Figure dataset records
------

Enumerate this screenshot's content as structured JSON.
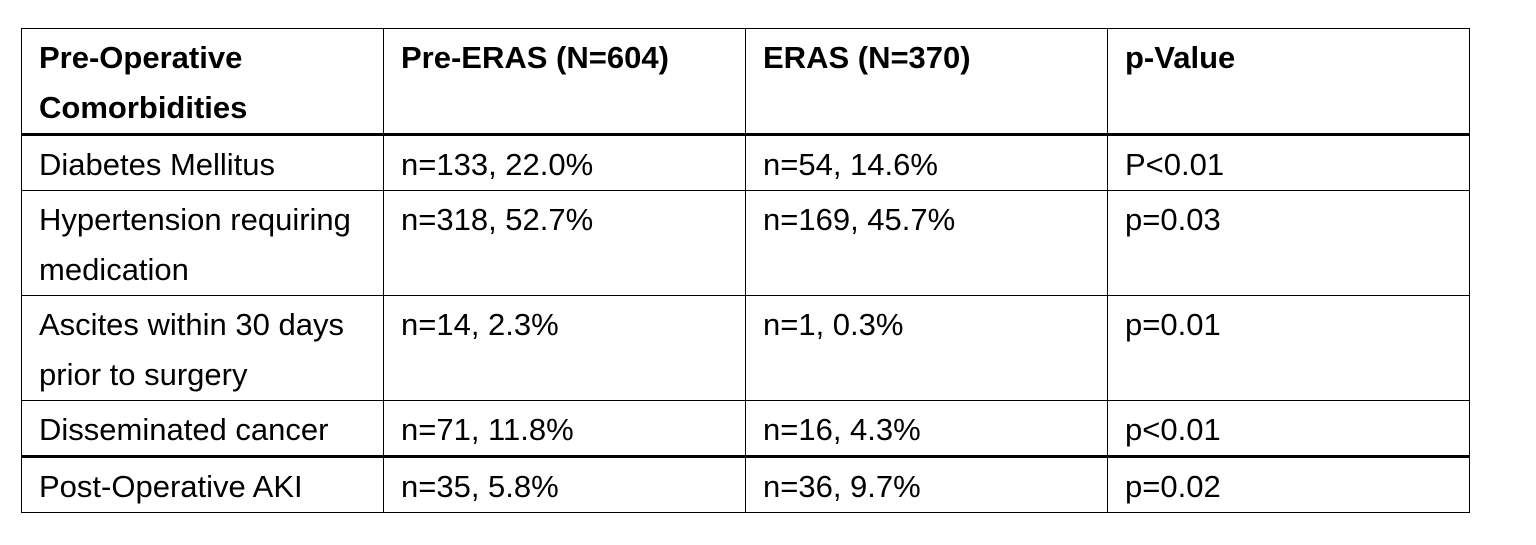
{
  "table": {
    "headers": [
      "Pre-Operative Comorbidities",
      "Pre-ERAS (N=604)",
      "ERAS (N=370)",
      "p-Value"
    ],
    "rows": [
      [
        "Diabetes Mellitus",
        "n=133, 22.0%",
        "n=54, 14.6%",
        "P<0.01"
      ],
      [
        "Hypertension requiring medication",
        "n=318, 52.7%",
        "n=169, 45.7%",
        "p=0.03"
      ],
      [
        "Ascites within 30 days prior to surgery",
        "n=14, 2.3%",
        "n=1, 0.3%",
        "p=0.01"
      ],
      [
        "Disseminated cancer",
        "n=71, 11.8%",
        "n=16, 4.3%",
        "p<0.01"
      ],
      [
        "Post-Operative AKI",
        "n=35, 5.8%",
        "n=36, 9.7%",
        "p=0.02"
      ]
    ]
  }
}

------

Repeat the full listing above exactly, with no pictures in the copy.

IN RESPONSE >>
Enumerate this screenshot's content as structured JSON.
{
  "table": {
    "headers": [
      "Pre-Operative Comorbidities",
      "Pre-ERAS (N=604)",
      "ERAS (N=370)",
      "p-Value"
    ],
    "rows": [
      [
        "Diabetes Mellitus",
        "n=133, 22.0%",
        "n=54, 14.6%",
        "P<0.01"
      ],
      [
        "Hypertension requiring medication",
        "n=318, 52.7%",
        "n=169, 45.7%",
        "p=0.03"
      ],
      [
        "Ascites within 30 days prior to surgery",
        "n=14, 2.3%",
        "n=1, 0.3%",
        "p=0.01"
      ],
      [
        "Disseminated cancer",
        "n=71, 11.8%",
        "n=16, 4.3%",
        "p<0.01"
      ],
      [
        "Post-Operative AKI",
        "n=35, 5.8%",
        "n=36, 9.7%",
        "p=0.02"
      ]
    ]
  }
}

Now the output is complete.